## Dataset content
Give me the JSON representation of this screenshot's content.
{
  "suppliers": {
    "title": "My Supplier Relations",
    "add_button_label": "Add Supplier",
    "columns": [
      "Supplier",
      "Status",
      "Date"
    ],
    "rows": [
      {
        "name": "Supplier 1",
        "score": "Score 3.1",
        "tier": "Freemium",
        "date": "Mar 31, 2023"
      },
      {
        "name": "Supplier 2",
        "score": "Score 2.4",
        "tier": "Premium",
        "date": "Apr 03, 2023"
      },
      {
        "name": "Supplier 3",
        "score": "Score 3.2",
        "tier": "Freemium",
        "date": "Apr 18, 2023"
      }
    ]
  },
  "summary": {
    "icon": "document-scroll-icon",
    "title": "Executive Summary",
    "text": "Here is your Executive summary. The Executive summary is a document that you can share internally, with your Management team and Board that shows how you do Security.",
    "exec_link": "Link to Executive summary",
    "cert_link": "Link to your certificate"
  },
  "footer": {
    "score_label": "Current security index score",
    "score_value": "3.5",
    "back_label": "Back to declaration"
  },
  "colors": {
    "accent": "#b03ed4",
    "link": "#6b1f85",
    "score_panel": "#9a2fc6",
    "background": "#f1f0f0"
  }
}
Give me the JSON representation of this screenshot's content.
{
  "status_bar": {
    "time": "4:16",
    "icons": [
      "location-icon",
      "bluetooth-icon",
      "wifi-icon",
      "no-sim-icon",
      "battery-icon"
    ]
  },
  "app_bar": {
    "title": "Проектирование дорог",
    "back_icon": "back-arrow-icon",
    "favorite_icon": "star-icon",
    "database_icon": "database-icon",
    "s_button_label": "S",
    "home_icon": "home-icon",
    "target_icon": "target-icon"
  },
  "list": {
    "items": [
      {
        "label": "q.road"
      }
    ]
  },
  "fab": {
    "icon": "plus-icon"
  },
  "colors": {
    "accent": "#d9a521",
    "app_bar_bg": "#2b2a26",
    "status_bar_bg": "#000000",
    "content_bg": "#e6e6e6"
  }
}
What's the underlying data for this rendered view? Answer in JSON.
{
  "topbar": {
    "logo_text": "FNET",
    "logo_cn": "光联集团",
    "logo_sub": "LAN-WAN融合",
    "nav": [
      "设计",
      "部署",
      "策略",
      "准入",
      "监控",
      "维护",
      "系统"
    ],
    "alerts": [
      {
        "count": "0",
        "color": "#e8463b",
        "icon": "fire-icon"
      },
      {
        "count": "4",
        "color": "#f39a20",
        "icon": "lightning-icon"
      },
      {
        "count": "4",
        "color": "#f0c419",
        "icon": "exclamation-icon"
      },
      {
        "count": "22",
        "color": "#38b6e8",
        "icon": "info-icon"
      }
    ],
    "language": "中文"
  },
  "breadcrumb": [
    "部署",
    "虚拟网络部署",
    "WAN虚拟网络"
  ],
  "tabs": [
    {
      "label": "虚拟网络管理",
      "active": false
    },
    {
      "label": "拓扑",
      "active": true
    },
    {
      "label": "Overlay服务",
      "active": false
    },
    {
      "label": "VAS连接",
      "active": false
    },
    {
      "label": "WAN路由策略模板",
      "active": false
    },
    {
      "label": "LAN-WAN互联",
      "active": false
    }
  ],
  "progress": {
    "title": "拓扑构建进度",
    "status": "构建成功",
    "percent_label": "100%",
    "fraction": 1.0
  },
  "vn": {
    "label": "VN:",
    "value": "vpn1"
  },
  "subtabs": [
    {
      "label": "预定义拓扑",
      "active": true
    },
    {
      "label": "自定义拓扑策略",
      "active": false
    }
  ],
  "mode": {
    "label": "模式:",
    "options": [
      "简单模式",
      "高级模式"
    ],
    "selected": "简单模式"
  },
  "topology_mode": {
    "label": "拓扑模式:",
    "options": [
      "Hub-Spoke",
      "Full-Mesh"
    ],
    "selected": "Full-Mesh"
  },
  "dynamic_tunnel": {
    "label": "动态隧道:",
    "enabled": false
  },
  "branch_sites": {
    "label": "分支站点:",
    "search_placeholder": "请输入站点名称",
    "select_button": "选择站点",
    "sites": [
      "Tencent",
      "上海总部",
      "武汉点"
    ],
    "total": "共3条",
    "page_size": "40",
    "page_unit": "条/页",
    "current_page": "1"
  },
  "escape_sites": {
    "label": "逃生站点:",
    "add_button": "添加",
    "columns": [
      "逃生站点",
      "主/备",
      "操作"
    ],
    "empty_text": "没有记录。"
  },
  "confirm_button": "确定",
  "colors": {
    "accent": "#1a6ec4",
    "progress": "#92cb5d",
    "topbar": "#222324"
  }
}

## Challenge
Here, the records must be output exactly and in full.

## Answer below
Give me the JSON representation of this screenshot's content.
{
  "suppliers": {
    "title": "My Supplier Relations",
    "add_button_label": "Add Supplier",
    "columns": [
      "Supplier",
      "Status",
      "Date"
    ],
    "rows": [
      {
        "name": "Supplier 1",
        "score": "Score 3.1",
        "tier": "Freemium",
        "date": "Mar 31, 2023"
      },
      {
        "name": "Supplier 2",
        "score": "Score 2.4",
        "tier": "Premium",
        "date": "Apr 03, 2023"
      },
      {
        "name": "Supplier 3",
        "score": "Score 3.2",
        "tier": "Freemium",
        "date": "Apr 18, 2023"
      }
    ]
  },
  "summary": {
    "icon": "document-scroll-icon",
    "title": "Executive Summary",
    "text": "Here is your Executive summary. The Executive summary is a document that you can share internally, with your Management team and Board that shows how you do Security.",
    "exec_link": "Link to Executive summary",
    "cert_link": "Link to your certificate"
  },
  "footer": {
    "score_label": "Current security index score",
    "score_value": "3.5",
    "back_label": "Back to declaration"
  },
  "colors": {
    "accent": "#b03ed4",
    "link": "#6b1f85",
    "score_panel": "#9a2fc6",
    "background": "#f1f0f0"
  }
}
Give me the JSON representation of this screenshot's content.
{
  "status_bar": {
    "time": "4:16",
    "icons": [
      "location-icon",
      "bluetooth-icon",
      "wifi-icon",
      "no-sim-icon",
      "battery-icon"
    ]
  },
  "app_bar": {
    "title": "Проектирование дорог",
    "back_icon": "back-arrow-icon",
    "favorite_icon": "star-icon",
    "database_icon": "database-icon",
    "s_button_label": "S",
    "home_icon": "home-icon",
    "target_icon": "target-icon"
  },
  "list": {
    "items": [
      {
        "label": "q.road"
      }
    ]
  },
  "fab": {
    "icon": "plus-icon"
  },
  "colors": {
    "accent": "#d9a521",
    "app_bar_bg": "#2b2a26",
    "status_bar_bg": "#000000",
    "content_bg": "#e6e6e6"
  }
}
What's the underlying data for this rendered view? Answer in JSON.
{
  "topbar": {
    "logo_text": "FNET",
    "logo_cn": "光联集团",
    "logo_sub": "LAN-WAN融合",
    "nav": [
      "设计",
      "部署",
      "策略",
      "准入",
      "监控",
      "维护",
      "系统"
    ],
    "alerts": [
      {
        "count": "0",
        "color": "#e8463b",
        "icon": "fire-icon"
      },
      {
        "count": "4",
        "color": "#f39a20",
        "icon": "lightning-icon"
      },
      {
        "count": "4",
        "color": "#f0c419",
        "icon": "exclamation-icon"
      },
      {
        "count": "22",
        "color": "#38b6e8",
        "icon": "info-icon"
      }
    ],
    "language": "中文"
  },
  "breadcrumb": [
    "部署",
    "虚拟网络部署",
    "WAN虚拟网络"
  ],
  "tabs": [
    {
      "label": "虚拟网络管理",
      "active": false
    },
    {
      "label": "拓扑",
      "active": true
    },
    {
      "label": "Overlay服务",
      "active": false
    },
    {
      "label": "VAS连接",
      "active": false
    },
    {
      "label": "WAN路由策略模板",
      "active": false
    },
    {
      "label": "LAN-WAN互联",
      "active": false
    }
  ],
  "progress": {
    "title": "拓扑构建进度",
    "status": "构建成功",
    "percent_label": "100%",
    "fraction": 1.0
  },
  "vn": {
    "label": "VN:",
    "value": "vpn1"
  },
  "subtabs": [
    {
      "label": "预定义拓扑",
      "active": true
    },
    {
      "label": "自定义拓扑策略",
      "active": false
    }
  ],
  "mode": {
    "label": "模式:",
    "options": [
      "简单模式",
      "高级模式"
    ],
    "selected": "简单模式"
  },
  "topology_mode": {
    "label": "拓扑模式:",
    "options": [
      "Hub-Spoke",
      "Full-Mesh"
    ],
    "selected": "Full-Mesh"
  },
  "dynamic_tunnel": {
    "label": "动态隧道:",
    "enabled": false
  },
  "branch_sites": {
    "label": "分支站点:",
    "search_placeholder": "请输入站点名称",
    "select_button": "选择站点",
    "sites": [
      "Tencent",
      "上海总部",
      "武汉点"
    ],
    "total": "共3条",
    "page_size": "40",
    "page_unit": "条/页",
    "current_page": "1"
  },
  "escape_sites": {
    "label": "逃生站点:",
    "add_button": "添加",
    "columns": [
      "逃生站点",
      "主/备",
      "操作"
    ],
    "empty_text": "没有记录。"
  },
  "confirm_button": "确定",
  "colors": {
    "accent": "#1a6ec4",
    "progress": "#92cb5d",
    "topbar": "#222324"
  }
}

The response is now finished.